◆ **Goal of the exercise**: Reproduce all the entries exactly.

================

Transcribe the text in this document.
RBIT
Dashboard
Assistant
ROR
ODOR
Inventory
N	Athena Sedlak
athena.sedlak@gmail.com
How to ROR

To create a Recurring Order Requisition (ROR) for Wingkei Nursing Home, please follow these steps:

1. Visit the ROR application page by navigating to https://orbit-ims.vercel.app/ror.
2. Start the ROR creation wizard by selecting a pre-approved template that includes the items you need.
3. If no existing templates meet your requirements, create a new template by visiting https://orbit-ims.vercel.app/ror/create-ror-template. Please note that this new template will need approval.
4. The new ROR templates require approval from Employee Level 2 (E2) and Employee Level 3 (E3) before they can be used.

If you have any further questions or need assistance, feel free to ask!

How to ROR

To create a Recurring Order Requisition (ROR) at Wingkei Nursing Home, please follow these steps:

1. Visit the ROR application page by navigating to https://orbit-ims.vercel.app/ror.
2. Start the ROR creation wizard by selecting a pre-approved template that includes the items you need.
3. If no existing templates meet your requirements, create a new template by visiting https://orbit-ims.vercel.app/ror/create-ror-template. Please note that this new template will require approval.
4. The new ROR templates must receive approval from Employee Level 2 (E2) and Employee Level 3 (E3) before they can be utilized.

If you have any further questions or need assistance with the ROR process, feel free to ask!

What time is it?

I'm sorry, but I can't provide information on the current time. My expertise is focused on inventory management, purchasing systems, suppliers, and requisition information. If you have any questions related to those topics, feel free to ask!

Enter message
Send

================

◆ **Solution to this task**:
Transcribe the text in this document.
RBIT
Dashboard
Assistant
ROR
ODOR
Inventory
N	Athena Sedlak
athena.sedlak@gmail.com
How to ROR

To create a Recurring Order Requisition (ROR) for Wingkei Nursing Home, please follow these steps:

1. Visit the ROR application page by navigating to https://orbit-ims.vercel.app/ror.
2. Start the ROR creation wizard by selecting a pre-approved template that includes the items you need.
3. If no existing templates meet your requirements, create a new template by visiting https://orbit-ims.vercel.app/ror/create-ror-template. Please note that this new template will need approval.
4. The new ROR templates require approval from Employee Level 2 (E2) and Employee Level 3 (E3) before they can be used.

If you have any further questions or need assistance, feel free to ask!

How to ROR

To create a Recurring Order Requisition (ROR) at Wingkei Nursing Home, please follow these steps:

1. Visit the ROR application page by navigating to https://orbit-ims.vercel.app/ror.
2. Start the ROR creation wizard by selecting a pre-approved template that includes the items you need.
3. If no existing templates meet your requirements, create a new template by visiting https://orbit-ims.vercel.app/ror/create-ror-template. Please note that this new template will require approval.
4. The new ROR templates must receive approval from Employee Level 2 (E2) and Employee Level 3 (E3) before they can be utilized.

If you have any further questions or need assistance with the ROR process, feel free to ask!

What time is it?

I'm sorry, but I can't provide information on the current time. My expertise is focused on inventory management, purchasing systems, suppliers, and requisition information. If you have any questions related to those topics, feel free to ask!

Enter message
Send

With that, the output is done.